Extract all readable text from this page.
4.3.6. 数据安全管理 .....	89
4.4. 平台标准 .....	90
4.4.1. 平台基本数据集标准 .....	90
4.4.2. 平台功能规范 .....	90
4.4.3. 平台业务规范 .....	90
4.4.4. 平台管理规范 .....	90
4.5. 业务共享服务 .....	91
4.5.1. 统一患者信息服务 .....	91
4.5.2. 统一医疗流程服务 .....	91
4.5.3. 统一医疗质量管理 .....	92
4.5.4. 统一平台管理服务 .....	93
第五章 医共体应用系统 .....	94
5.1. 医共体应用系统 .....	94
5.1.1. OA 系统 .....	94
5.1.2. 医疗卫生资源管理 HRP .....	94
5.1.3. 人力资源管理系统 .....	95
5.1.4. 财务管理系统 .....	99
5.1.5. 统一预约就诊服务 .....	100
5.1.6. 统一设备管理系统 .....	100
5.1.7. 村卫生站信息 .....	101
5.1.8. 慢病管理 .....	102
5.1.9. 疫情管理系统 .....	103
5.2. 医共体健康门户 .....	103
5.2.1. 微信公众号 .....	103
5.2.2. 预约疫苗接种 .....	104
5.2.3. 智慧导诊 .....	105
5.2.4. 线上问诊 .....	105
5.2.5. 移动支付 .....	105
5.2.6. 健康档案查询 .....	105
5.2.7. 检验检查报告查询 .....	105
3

+===+

Quote each line of the listing above exactly.

● **THE OUTPUT**
Extract all readable text from this page.
4.3.6. 数据安全管理 .....	89
4.4. 平台标准 .....	90
4.4.1. 平台基本数据集标准 .....	90
4.4.2. 平台功能规范 .....	90
4.4.3. 平台业务规范 .....	90
4.4.4. 平台管理规范 .....	90
4.5. 业务共享服务 .....	91
4.5.1. 统一患者信息服务 .....	91
4.5.2. 统一医疗流程服务 .....	91
4.5.3. 统一医疗质量管理 .....	92
4.5.4. 统一平台管理服务 .....	93
第五章 医共体应用系统 .....	94
5.1. 医共体应用系统 .....	94
5.1.1. OA 系统 .....	94
5.1.2. 医疗卫生资源管理 HRP .....	94
5.1.3. 人力资源管理系统 .....	95
5.1.4. 财务管理系统 .....	99
5.1.5. 统一预约就诊服务 .....	100
5.1.6. 统一设备管理系统 .....	100
5.1.7. 村卫生站信息 .....	101
5.1.8. 慢病管理 .....	102
5.1.9. 疫情管理系统 .....	103
5.2. 医共体健康门户 .....	103
5.2.1. 微信公众号 .....	103
5.2.2. 预约疫苗接种 .....	104
5.2.3. 智慧导诊 .....	105
5.2.4. 线上问诊 .....	105
5.2.5. 移动支付 .....	105
5.2.6. 健康档案查询 .....	105
5.2.7. 检验检查报告查询 .....	105
3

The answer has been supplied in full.